◆ Saved entries:
^^^^

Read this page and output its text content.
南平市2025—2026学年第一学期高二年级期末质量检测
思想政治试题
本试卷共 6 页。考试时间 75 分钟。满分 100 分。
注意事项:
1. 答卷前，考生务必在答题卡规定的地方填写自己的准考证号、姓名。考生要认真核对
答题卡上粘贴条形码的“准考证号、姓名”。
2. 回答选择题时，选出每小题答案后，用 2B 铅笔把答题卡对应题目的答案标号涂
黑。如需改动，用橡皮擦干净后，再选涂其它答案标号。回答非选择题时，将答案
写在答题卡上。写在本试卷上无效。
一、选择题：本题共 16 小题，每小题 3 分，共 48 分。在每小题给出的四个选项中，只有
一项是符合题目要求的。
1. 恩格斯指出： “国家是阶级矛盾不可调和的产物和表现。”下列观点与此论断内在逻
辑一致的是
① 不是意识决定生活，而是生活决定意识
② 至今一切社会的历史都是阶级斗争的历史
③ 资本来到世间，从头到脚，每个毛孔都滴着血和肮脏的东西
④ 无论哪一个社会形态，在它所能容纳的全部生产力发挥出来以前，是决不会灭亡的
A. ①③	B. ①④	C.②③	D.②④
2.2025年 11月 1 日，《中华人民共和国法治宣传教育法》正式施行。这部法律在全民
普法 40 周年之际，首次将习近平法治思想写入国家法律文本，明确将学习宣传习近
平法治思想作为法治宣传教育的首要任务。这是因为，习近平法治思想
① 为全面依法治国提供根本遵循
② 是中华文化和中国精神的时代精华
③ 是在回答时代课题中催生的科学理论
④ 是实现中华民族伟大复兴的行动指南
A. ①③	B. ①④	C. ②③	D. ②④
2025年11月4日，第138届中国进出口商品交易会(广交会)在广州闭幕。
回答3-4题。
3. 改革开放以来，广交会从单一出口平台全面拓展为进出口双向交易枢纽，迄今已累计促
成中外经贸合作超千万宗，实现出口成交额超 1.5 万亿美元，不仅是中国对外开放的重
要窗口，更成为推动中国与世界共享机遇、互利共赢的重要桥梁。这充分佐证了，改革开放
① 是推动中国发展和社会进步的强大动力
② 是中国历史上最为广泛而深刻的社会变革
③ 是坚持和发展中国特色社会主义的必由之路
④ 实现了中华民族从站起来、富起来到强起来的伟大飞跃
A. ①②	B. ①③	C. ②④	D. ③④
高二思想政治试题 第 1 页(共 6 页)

^^^^

◆ Directive: Retype every record above exactly as written.

◆ Complete output:
Read this page and output its text content.
南平市2025—2026学年第一学期高二年级期末质量检测
思想政治试题
本试卷共 6 页。考试时间 75 分钟。满分 100 分。
注意事项:
1. 答卷前，考生务必在答题卡规定的地方填写自己的准考证号、姓名。考生要认真核对
答题卡上粘贴条形码的“准考证号、姓名”。
2. 回答选择题时，选出每小题答案后，用 2B 铅笔把答题卡对应题目的答案标号涂
黑。如需改动，用橡皮擦干净后，再选涂其它答案标号。回答非选择题时，将答案
写在答题卡上。写在本试卷上无效。
一、选择题：本题共 16 小题，每小题 3 分，共 48 分。在每小题给出的四个选项中，只有
一项是符合题目要求的。
1. 恩格斯指出： “国家是阶级矛盾不可调和的产物和表现。”下列观点与此论断内在逻
辑一致的是
① 不是意识决定生活，而是生活决定意识
② 至今一切社会的历史都是阶级斗争的历史
③ 资本来到世间，从头到脚，每个毛孔都滴着血和肮脏的东西
④ 无论哪一个社会形态，在它所能容纳的全部生产力发挥出来以前，是决不会灭亡的
A. ①③	B. ①④	C.②③	D.②④
2.2025年 11月 1 日，《中华人民共和国法治宣传教育法》正式施行。这部法律在全民
普法 40 周年之际，首次将习近平法治思想写入国家法律文本，明确将学习宣传习近
平法治思想作为法治宣传教育的首要任务。这是因为，习近平法治思想
① 为全面依法治国提供根本遵循
② 是中华文化和中国精神的时代精华
③ 是在回答时代课题中催生的科学理论
④ 是实现中华民族伟大复兴的行动指南
A. ①③	B. ①④	C. ②③	D. ②④
2025年11月4日，第138届中国进出口商品交易会(广交会)在广州闭幕。
回答3-4题。
3. 改革开放以来，广交会从单一出口平台全面拓展为进出口双向交易枢纽，迄今已累计促
成中外经贸合作超千万宗，实现出口成交额超 1.5 万亿美元，不仅是中国对外开放的重
要窗口，更成为推动中国与世界共享机遇、互利共赢的重要桥梁。这充分佐证了，改革开放
① 是推动中国发展和社会进步的强大动力
② 是中国历史上最为广泛而深刻的社会变革
③ 是坚持和发展中国特色社会主义的必由之路
④ 实现了中华民族从站起来、富起来到强起来的伟大飞跃
A. ①②	B. ①③	C. ②④	D. ③④
高二思想政治试题 第 1 页(共 6 页)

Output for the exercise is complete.